Figure record extracts:
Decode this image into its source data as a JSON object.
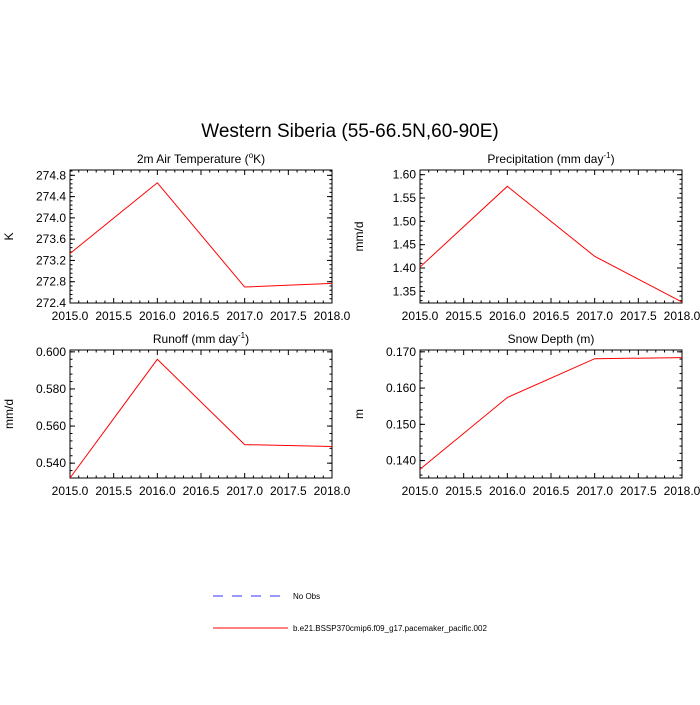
{
  "figure": {
    "title": "Western Siberia (55-66.5N,60-90E)"
  },
  "legend": {
    "entries": [
      {
        "label": "No Obs",
        "color": "#0000ff",
        "style": "dashed"
      },
      {
        "label": "b.e21.BSSP370cmip6.f09_g17.pacemaker_pacific.002",
        "color": "#ff0000",
        "style": "solid"
      }
    ]
  },
  "chart_data": [
    {
      "type": "line",
      "title": "2m Air Temperature (",
      "title_sup": "o",
      "title_tail": "K)",
      "ylabel": "K",
      "x": [
        2015.0,
        2016.0,
        2017.0,
        2018.0
      ],
      "xlim": [
        2015.0,
        2018.0
      ],
      "xticks": [
        "2015.0",
        "2015.5",
        "2016.0",
        "2016.5",
        "2017.0",
        "2017.5",
        "2018.0"
      ],
      "ylim": [
        272.4,
        274.9
      ],
      "yticks": [
        "272.4",
        "272.8",
        "273.2",
        "273.6",
        "274.0",
        "274.4",
        "274.8"
      ],
      "ytick_values": [
        272.4,
        272.8,
        273.2,
        273.6,
        274.0,
        274.4,
        274.8
      ],
      "series": [
        {
          "color": "#ff0000",
          "values": [
            273.33,
            274.66,
            272.7,
            272.77
          ]
        }
      ]
    },
    {
      "type": "line",
      "title": "Precipitation (mm day",
      "title_sup": "-1",
      "title_tail": ")",
      "ylabel": "mm/d",
      "x": [
        2015.0,
        2016.0,
        2017.0,
        2018.0
      ],
      "xlim": [
        2015.0,
        2018.0
      ],
      "xticks": [
        "2015.0",
        "2015.5",
        "2016.0",
        "2016.5",
        "2017.0",
        "2017.5",
        "2018.0"
      ],
      "ylim": [
        1.325,
        1.61
      ],
      "yticks": [
        "1.35",
        "1.40",
        "1.45",
        "1.50",
        "1.55",
        "1.60"
      ],
      "ytick_values": [
        1.35,
        1.4,
        1.45,
        1.5,
        1.55,
        1.6
      ],
      "series": [
        {
          "color": "#ff0000",
          "values": [
            1.402,
            1.575,
            1.425,
            1.327
          ]
        }
      ]
    },
    {
      "type": "line",
      "title": "Runoff (mm day",
      "title_sup": "-1",
      "title_tail": ")",
      "ylabel": "mm/d",
      "x": [
        2015.0,
        2016.0,
        2017.0,
        2018.0
      ],
      "xlim": [
        2015.0,
        2018.0
      ],
      "xticks": [
        "2015.0",
        "2015.5",
        "2016.0",
        "2016.5",
        "2017.0",
        "2017.5",
        "2018.0"
      ],
      "ylim": [
        0.532,
        0.601
      ],
      "yticks": [
        "0.540",
        "0.560",
        "0.580",
        "0.600"
      ],
      "ytick_values": [
        0.54,
        0.56,
        0.58,
        0.6
      ],
      "series": [
        {
          "color": "#ff0000",
          "values": [
            0.532,
            0.596,
            0.55,
            0.549
          ]
        }
      ]
    },
    {
      "type": "line",
      "title": "Snow Depth (m)",
      "title_sup": "",
      "title_tail": "",
      "ylabel": "m",
      "x": [
        2015.0,
        2016.0,
        2017.0,
        2018.0
      ],
      "xlim": [
        2015.0,
        2018.0
      ],
      "xticks": [
        "2015.0",
        "2015.5",
        "2016.0",
        "2016.5",
        "2017.0",
        "2017.5",
        "2018.0"
      ],
      "ylim": [
        0.1352,
        0.1705
      ],
      "yticks": [
        "0.140",
        "0.150",
        "0.160",
        "0.170"
      ],
      "ytick_values": [
        0.14,
        0.15,
        0.16,
        0.17
      ],
      "series": [
        {
          "color": "#ff0000",
          "values": [
            0.1376,
            0.1574,
            0.1681,
            0.1684
          ]
        }
      ]
    }
  ]
}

#### WORK INSTRUCTIONS:
Restate the records word for word, omitting images.

#### OUTPUT OF THE TASK:
Decode this image into its source data as a JSON object.
{
  "figure": {
    "title": "Western Siberia (55-66.5N,60-90E)"
  },
  "legend": {
    "entries": [
      {
        "label": "No Obs",
        "color": "#0000ff",
        "style": "dashed"
      },
      {
        "label": "b.e21.BSSP370cmip6.f09_g17.pacemaker_pacific.002",
        "color": "#ff0000",
        "style": "solid"
      }
    ]
  },
  "chart_data": [
    {
      "type": "line",
      "title": "2m Air Temperature (",
      "title_sup": "o",
      "title_tail": "K)",
      "ylabel": "K",
      "x": [
        2015.0,
        2016.0,
        2017.0,
        2018.0
      ],
      "xlim": [
        2015.0,
        2018.0
      ],
      "xticks": [
        "2015.0",
        "2015.5",
        "2016.0",
        "2016.5",
        "2017.0",
        "2017.5",
        "2018.0"
      ],
      "ylim": [
        272.4,
        274.9
      ],
      "yticks": [
        "272.4",
        "272.8",
        "273.2",
        "273.6",
        "274.0",
        "274.4",
        "274.8"
      ],
      "ytick_values": [
        272.4,
        272.8,
        273.2,
        273.6,
        274.0,
        274.4,
        274.8
      ],
      "series": [
        {
          "color": "#ff0000",
          "values": [
            273.33,
            274.66,
            272.7,
            272.77
          ]
        }
      ]
    },
    {
      "type": "line",
      "title": "Precipitation (mm day",
      "title_sup": "-1",
      "title_tail": ")",
      "ylabel": "mm/d",
      "x": [
        2015.0,
        2016.0,
        2017.0,
        2018.0
      ],
      "xlim": [
        2015.0,
        2018.0
      ],
      "xticks": [
        "2015.0",
        "2015.5",
        "2016.0",
        "2016.5",
        "2017.0",
        "2017.5",
        "2018.0"
      ],
      "ylim": [
        1.325,
        1.61
      ],
      "yticks": [
        "1.35",
        "1.40",
        "1.45",
        "1.50",
        "1.55",
        "1.60"
      ],
      "ytick_values": [
        1.35,
        1.4,
        1.45,
        1.5,
        1.55,
        1.6
      ],
      "series": [
        {
          "color": "#ff0000",
          "values": [
            1.402,
            1.575,
            1.425,
            1.327
          ]
        }
      ]
    },
    {
      "type": "line",
      "title": "Runoff (mm day",
      "title_sup": "-1",
      "title_tail": ")",
      "ylabel": "mm/d",
      "x": [
        2015.0,
        2016.0,
        2017.0,
        2018.0
      ],
      "xlim": [
        2015.0,
        2018.0
      ],
      "xticks": [
        "2015.0",
        "2015.5",
        "2016.0",
        "2016.5",
        "2017.0",
        "2017.5",
        "2018.0"
      ],
      "ylim": [
        0.532,
        0.601
      ],
      "yticks": [
        "0.540",
        "0.560",
        "0.580",
        "0.600"
      ],
      "ytick_values": [
        0.54,
        0.56,
        0.58,
        0.6
      ],
      "series": [
        {
          "color": "#ff0000",
          "values": [
            0.532,
            0.596,
            0.55,
            0.549
          ]
        }
      ]
    },
    {
      "type": "line",
      "title": "Snow Depth (m)",
      "title_sup": "",
      "title_tail": "",
      "ylabel": "m",
      "x": [
        2015.0,
        2016.0,
        2017.0,
        2018.0
      ],
      "xlim": [
        2015.0,
        2018.0
      ],
      "xticks": [
        "2015.0",
        "2015.5",
        "2016.0",
        "2016.5",
        "2017.0",
        "2017.5",
        "2018.0"
      ],
      "ylim": [
        0.1352,
        0.1705
      ],
      "yticks": [
        "0.140",
        "0.150",
        "0.160",
        "0.170"
      ],
      "ytick_values": [
        0.14,
        0.15,
        0.16,
        0.17
      ],
      "series": [
        {
          "color": "#ff0000",
          "values": [
            0.1376,
            0.1574,
            0.1681,
            0.1684
          ]
        }
      ]
    }
  ]
}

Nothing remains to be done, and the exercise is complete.